====== Records for this exercise ======

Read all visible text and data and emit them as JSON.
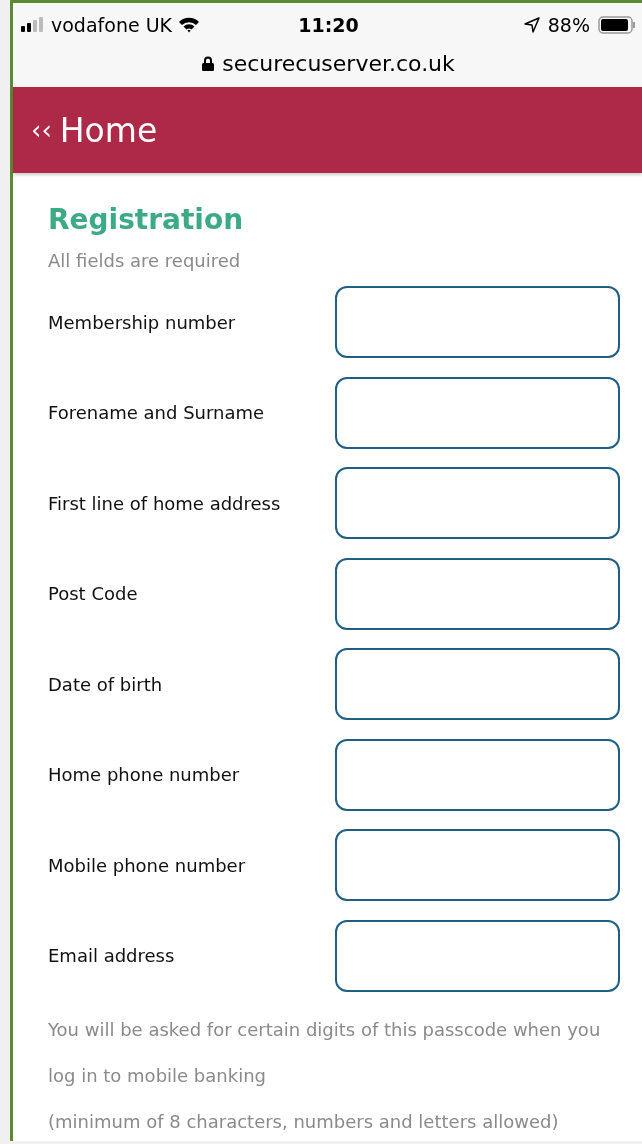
{
  "status_bar": {
    "carrier": "vodafone UK",
    "time": "11:20",
    "battery": "88%"
  },
  "address_bar": {
    "url": "securecuserver.co.uk"
  },
  "header": {
    "back_icon": "‹‹",
    "title": "Home"
  },
  "form": {
    "title": "Registration",
    "subtitle": "All fields are required",
    "fields": [
      {
        "label": "Membership number"
      },
      {
        "label": "Forename and Surname"
      },
      {
        "label": "First line of home address"
      },
      {
        "label": "Post Code"
      },
      {
        "label": "Date of birth"
      },
      {
        "label": "Home phone number"
      },
      {
        "label": "Mobile phone number"
      },
      {
        "label": "Email address"
      }
    ],
    "notes": [
      "You will be asked for certain digits of this passcode when you log in to mobile banking",
      "(minimum of 8 characters, numbers and letters allowed)"
    ]
  }
}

======

#### Goal
What is the number of lines in the listing that contain the string "fields"? Reply with that number alone.

#### The reply
2